— Begin INFORMATION SUPPLIED —

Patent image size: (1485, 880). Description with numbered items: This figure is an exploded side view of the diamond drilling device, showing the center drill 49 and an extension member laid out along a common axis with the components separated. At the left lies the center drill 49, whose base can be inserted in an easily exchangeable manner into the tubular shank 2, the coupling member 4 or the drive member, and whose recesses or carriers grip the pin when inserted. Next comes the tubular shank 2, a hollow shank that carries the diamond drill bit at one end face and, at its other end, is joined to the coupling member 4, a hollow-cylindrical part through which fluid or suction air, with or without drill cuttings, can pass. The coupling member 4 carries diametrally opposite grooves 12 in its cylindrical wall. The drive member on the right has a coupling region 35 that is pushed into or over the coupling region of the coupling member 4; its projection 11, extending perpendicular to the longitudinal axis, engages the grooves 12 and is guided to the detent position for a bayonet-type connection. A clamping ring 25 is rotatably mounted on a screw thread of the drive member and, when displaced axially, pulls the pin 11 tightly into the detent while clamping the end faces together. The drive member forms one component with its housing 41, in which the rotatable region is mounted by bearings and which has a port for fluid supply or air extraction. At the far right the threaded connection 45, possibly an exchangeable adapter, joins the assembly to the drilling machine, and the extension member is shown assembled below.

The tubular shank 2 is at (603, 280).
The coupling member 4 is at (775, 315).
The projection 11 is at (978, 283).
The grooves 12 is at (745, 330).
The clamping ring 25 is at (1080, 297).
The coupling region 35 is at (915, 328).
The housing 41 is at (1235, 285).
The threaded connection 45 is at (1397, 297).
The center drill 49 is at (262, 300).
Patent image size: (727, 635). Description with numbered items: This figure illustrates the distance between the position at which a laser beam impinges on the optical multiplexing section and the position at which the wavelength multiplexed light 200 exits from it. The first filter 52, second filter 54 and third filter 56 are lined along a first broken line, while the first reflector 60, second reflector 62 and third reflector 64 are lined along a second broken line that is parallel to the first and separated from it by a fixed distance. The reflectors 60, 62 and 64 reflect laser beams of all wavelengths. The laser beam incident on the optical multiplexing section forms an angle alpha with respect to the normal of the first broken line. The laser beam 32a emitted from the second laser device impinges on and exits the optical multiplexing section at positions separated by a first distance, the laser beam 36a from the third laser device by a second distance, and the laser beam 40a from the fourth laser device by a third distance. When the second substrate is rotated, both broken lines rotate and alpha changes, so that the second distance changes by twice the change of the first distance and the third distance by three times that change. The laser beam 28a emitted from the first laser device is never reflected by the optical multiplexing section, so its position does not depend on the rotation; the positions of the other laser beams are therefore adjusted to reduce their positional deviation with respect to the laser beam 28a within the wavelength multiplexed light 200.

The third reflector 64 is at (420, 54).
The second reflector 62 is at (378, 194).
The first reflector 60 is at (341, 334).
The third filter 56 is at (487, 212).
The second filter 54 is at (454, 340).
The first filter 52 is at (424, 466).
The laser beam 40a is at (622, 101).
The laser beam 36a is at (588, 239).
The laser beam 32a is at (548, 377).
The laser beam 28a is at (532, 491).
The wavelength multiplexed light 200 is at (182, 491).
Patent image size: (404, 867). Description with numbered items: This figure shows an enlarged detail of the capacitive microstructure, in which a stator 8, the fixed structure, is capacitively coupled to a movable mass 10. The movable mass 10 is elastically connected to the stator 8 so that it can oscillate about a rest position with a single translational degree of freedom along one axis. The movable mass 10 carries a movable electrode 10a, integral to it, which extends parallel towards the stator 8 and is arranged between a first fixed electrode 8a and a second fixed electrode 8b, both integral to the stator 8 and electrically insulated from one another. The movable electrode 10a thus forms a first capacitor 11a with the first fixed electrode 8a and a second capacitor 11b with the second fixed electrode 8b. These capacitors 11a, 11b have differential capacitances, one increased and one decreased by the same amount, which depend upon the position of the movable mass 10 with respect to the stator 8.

— End INFORMATION SUPPLIED —

State how many lines of the records above contain the string "beam". Case counts, and the answer is the number alone.

5